* _WORK REQUIRED_
Go through the listing beneath this task and return every line that carries the string "color".
━━━ STORED RECORDS
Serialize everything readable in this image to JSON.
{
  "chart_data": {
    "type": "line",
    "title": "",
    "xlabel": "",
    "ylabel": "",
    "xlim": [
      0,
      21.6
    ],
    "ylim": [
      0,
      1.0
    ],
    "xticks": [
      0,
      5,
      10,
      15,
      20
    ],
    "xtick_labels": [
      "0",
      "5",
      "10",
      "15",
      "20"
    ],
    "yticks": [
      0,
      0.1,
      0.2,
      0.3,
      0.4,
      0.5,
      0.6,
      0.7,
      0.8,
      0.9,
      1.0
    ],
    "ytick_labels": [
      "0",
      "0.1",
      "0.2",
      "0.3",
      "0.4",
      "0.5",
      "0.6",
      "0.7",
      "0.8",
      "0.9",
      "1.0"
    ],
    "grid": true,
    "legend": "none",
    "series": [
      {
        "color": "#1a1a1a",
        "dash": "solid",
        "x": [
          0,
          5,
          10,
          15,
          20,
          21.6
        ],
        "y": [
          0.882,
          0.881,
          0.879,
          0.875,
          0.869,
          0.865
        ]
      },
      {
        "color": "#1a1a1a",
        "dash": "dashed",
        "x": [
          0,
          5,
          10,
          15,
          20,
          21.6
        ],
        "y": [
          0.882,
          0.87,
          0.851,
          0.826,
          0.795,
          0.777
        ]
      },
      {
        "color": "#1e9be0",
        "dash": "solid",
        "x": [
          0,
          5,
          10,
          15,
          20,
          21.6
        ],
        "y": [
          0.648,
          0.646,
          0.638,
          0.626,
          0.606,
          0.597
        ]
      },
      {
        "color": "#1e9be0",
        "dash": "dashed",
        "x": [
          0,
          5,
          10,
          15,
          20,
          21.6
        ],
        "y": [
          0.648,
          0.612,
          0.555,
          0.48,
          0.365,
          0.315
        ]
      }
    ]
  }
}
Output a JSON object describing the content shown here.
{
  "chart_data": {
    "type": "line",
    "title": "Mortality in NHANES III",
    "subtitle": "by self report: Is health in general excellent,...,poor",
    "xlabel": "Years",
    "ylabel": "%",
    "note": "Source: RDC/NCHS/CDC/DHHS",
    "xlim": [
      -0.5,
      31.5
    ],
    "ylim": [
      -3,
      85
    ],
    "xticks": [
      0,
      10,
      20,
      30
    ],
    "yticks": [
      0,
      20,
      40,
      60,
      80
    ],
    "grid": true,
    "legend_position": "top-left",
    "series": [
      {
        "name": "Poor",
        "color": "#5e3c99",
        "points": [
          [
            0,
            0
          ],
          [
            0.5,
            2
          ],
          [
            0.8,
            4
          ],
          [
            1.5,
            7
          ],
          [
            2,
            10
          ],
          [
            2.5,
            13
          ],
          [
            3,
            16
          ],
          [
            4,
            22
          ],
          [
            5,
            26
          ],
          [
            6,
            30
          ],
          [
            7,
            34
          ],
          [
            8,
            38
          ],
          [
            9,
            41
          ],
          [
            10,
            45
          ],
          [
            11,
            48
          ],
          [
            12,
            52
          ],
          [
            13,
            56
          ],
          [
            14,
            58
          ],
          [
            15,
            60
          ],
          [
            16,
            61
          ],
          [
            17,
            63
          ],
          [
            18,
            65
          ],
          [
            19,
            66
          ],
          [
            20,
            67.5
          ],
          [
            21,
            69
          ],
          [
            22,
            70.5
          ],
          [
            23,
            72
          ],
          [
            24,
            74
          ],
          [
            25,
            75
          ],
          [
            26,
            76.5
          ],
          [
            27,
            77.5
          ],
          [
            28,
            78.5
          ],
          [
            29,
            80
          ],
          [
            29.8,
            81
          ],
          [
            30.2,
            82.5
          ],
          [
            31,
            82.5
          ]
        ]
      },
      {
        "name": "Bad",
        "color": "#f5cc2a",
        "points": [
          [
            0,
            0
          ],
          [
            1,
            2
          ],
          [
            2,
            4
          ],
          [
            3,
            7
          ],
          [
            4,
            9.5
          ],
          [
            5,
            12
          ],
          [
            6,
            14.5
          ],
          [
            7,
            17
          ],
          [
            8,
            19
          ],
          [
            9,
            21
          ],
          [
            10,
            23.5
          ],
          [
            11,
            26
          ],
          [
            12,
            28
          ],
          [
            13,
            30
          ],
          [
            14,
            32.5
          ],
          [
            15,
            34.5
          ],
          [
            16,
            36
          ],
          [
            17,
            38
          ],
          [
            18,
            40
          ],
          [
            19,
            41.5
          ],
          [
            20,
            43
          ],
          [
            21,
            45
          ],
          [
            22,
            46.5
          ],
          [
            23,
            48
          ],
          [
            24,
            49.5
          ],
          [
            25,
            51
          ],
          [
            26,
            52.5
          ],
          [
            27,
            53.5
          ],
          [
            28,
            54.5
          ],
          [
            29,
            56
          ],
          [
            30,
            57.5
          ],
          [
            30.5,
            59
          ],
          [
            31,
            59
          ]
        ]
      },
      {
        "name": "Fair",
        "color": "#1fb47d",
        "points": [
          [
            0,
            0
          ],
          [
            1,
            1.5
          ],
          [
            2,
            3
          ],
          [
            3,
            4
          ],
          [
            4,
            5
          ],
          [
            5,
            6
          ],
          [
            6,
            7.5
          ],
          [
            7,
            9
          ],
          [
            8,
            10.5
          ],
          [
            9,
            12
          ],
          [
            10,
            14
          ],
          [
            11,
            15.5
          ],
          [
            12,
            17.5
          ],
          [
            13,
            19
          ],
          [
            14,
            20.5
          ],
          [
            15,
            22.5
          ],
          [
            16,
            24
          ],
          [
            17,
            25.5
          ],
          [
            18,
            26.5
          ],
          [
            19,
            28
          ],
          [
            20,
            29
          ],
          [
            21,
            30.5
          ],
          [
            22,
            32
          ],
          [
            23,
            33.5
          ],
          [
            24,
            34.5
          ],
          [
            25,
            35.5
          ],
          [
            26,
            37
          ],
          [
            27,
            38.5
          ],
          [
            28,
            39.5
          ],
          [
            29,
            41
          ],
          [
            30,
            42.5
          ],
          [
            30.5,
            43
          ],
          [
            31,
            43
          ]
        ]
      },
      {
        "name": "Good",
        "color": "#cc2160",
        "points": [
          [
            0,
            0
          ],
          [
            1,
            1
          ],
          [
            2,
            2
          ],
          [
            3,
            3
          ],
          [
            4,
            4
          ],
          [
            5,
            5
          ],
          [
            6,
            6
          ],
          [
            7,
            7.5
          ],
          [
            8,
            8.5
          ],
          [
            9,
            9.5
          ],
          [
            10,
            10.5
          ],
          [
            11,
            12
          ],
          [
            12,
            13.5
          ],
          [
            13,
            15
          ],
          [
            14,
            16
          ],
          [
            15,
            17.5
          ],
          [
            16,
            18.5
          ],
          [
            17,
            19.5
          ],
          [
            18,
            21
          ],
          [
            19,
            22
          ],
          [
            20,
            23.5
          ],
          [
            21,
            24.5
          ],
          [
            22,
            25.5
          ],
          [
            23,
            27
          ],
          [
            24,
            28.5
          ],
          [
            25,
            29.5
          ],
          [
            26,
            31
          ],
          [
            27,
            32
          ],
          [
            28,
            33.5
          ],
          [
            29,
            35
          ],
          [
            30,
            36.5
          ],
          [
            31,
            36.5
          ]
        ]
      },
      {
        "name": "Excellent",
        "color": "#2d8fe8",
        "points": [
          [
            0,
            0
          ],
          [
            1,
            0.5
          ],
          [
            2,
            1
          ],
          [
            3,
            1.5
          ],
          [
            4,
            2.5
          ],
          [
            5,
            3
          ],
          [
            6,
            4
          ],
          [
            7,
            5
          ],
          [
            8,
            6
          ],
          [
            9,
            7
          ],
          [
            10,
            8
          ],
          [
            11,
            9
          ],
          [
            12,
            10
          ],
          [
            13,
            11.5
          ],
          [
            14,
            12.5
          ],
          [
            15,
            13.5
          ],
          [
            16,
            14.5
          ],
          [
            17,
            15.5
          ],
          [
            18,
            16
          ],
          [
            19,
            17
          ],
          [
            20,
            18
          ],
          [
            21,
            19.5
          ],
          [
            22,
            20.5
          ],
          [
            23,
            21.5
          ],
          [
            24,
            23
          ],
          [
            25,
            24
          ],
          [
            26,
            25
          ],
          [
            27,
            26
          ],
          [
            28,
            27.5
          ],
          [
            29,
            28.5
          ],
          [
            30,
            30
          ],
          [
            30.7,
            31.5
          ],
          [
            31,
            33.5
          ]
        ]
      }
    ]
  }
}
━━━━━━
* _REPLY_
        "color": "#1a1a1a",
        "color": "#1a1a1a",
        "color": "#1e9be0",
        "color": "#1e9be0",
        "color": "#5e3c99",
        "color": "#f5cc2a",
        "color": "#1fb47d",
        "color": "#cc2160",
        "color": "#2d8fe8",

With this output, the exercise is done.